Goal: Extract each line holding the word "content" from the entries.

Data rows:
--------

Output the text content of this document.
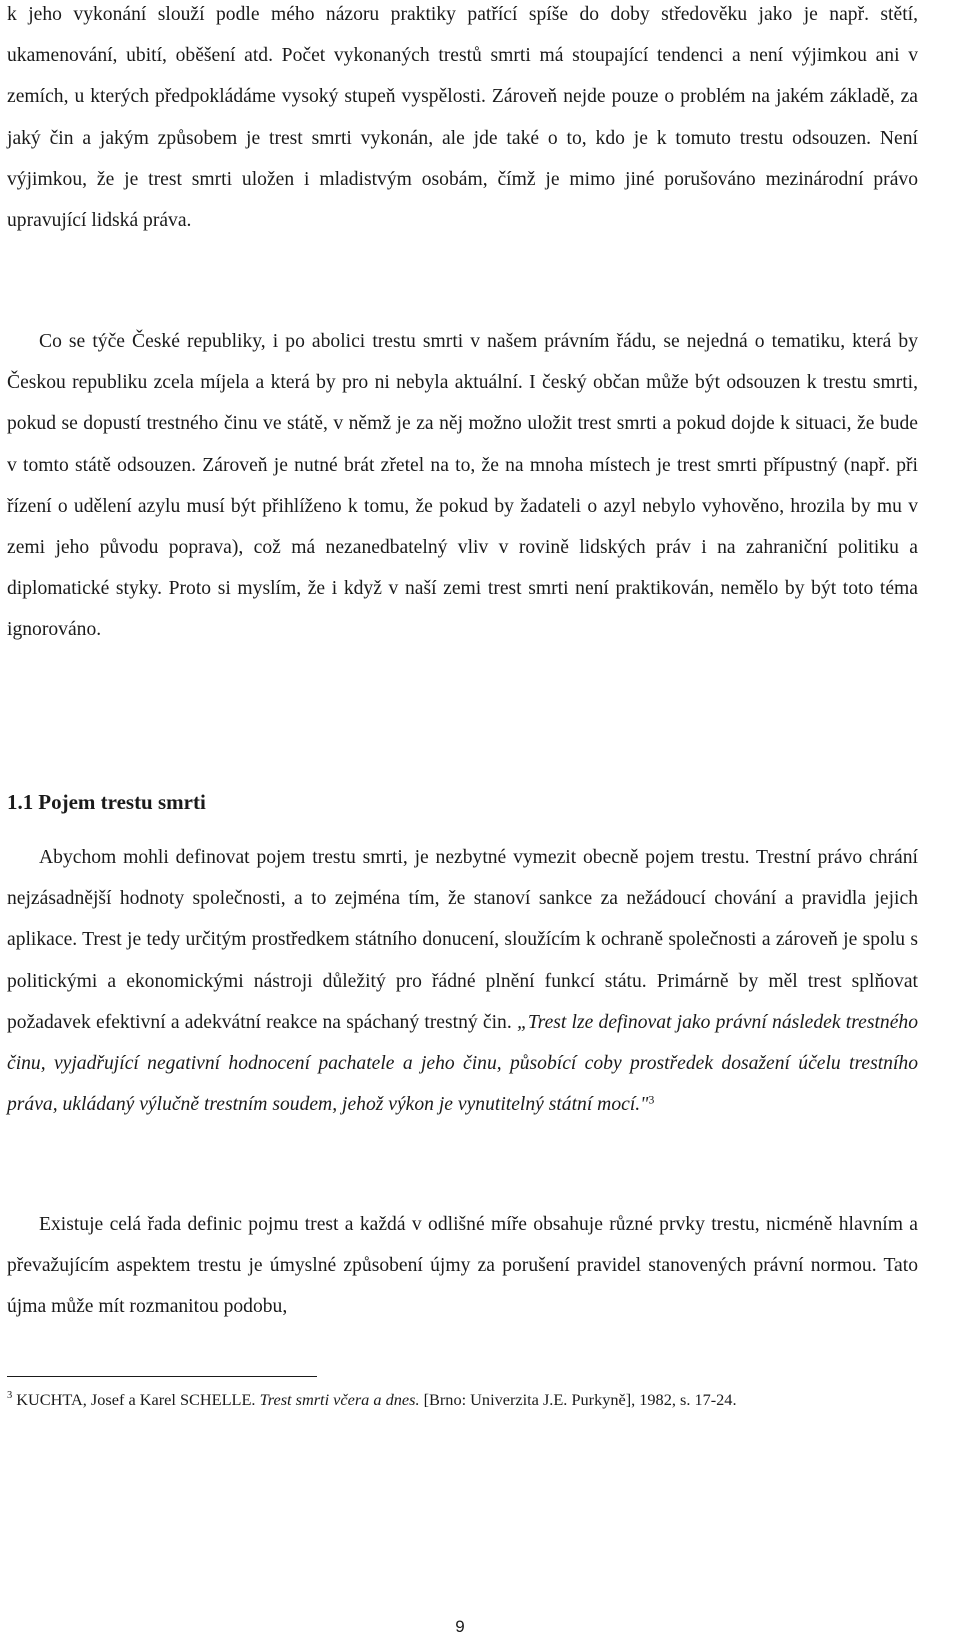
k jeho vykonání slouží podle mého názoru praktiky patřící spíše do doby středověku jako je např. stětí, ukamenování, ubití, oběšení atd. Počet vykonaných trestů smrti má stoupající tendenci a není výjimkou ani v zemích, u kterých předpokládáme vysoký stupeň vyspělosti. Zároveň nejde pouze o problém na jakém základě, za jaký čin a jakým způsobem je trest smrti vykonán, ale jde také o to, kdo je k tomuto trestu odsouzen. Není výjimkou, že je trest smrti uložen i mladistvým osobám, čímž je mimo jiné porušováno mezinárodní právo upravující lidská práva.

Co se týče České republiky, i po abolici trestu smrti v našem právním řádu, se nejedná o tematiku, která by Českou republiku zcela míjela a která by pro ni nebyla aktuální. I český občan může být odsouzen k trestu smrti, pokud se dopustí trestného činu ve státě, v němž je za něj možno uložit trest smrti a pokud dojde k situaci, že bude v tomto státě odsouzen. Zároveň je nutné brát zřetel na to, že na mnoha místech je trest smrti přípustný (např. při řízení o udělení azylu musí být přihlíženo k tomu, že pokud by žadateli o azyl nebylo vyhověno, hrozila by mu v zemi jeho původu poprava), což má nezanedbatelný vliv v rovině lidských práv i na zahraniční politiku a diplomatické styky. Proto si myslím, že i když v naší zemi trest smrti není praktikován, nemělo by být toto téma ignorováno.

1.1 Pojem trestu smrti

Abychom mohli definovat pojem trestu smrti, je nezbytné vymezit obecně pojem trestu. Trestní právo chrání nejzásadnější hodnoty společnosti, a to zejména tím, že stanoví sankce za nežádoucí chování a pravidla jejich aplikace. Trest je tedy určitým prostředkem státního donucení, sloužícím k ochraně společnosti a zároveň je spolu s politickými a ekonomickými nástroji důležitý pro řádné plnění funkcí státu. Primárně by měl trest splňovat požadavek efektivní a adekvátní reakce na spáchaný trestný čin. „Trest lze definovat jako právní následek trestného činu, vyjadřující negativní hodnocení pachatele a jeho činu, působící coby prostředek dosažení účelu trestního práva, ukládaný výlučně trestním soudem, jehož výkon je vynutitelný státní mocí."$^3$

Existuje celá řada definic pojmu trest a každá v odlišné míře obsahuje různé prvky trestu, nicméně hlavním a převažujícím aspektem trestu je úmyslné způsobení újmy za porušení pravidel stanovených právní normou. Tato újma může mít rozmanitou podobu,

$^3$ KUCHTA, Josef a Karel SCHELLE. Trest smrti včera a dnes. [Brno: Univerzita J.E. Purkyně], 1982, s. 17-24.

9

--------

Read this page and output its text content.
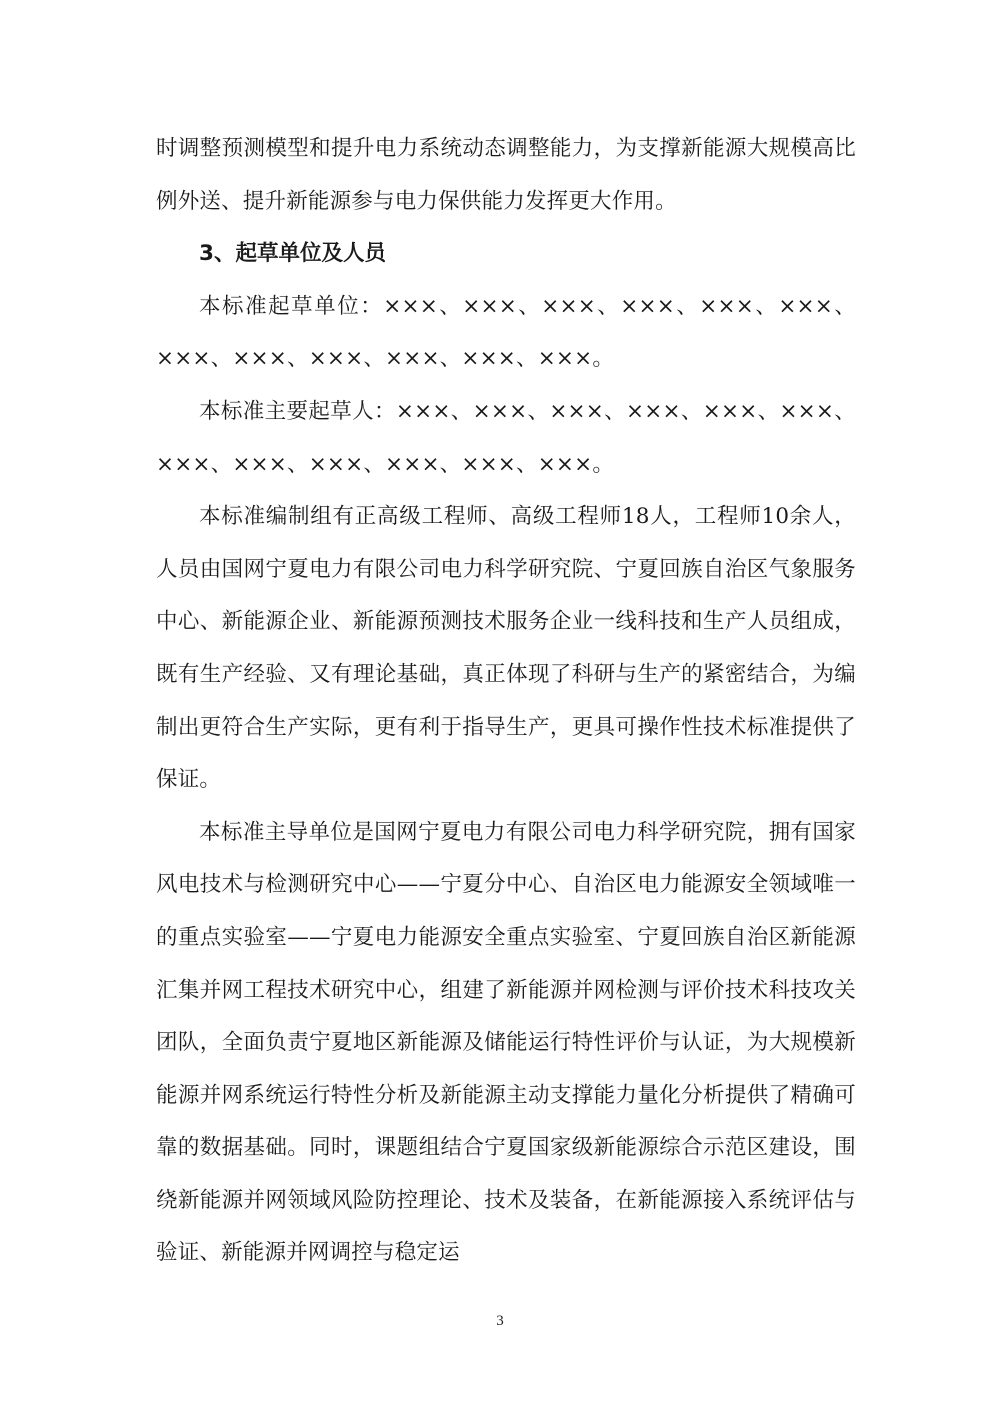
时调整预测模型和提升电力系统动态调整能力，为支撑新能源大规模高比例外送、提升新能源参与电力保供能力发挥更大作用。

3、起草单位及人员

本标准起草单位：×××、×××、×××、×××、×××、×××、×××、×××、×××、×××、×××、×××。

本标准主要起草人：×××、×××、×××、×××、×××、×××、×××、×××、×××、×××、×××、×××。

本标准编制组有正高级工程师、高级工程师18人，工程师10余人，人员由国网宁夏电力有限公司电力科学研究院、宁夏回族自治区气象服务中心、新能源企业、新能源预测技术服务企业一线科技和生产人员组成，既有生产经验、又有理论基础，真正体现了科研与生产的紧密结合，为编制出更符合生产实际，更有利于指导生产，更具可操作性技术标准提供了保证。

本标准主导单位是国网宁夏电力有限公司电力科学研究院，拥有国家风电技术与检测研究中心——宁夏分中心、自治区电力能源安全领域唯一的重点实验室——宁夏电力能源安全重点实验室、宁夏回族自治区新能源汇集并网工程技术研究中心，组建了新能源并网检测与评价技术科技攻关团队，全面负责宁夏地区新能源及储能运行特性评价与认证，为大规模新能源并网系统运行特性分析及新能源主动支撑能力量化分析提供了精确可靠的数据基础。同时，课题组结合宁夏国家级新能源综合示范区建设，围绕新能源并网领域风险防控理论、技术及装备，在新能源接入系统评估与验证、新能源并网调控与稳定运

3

--------

Exercise response:
Output the text content of this document.
Read this page and output its text content.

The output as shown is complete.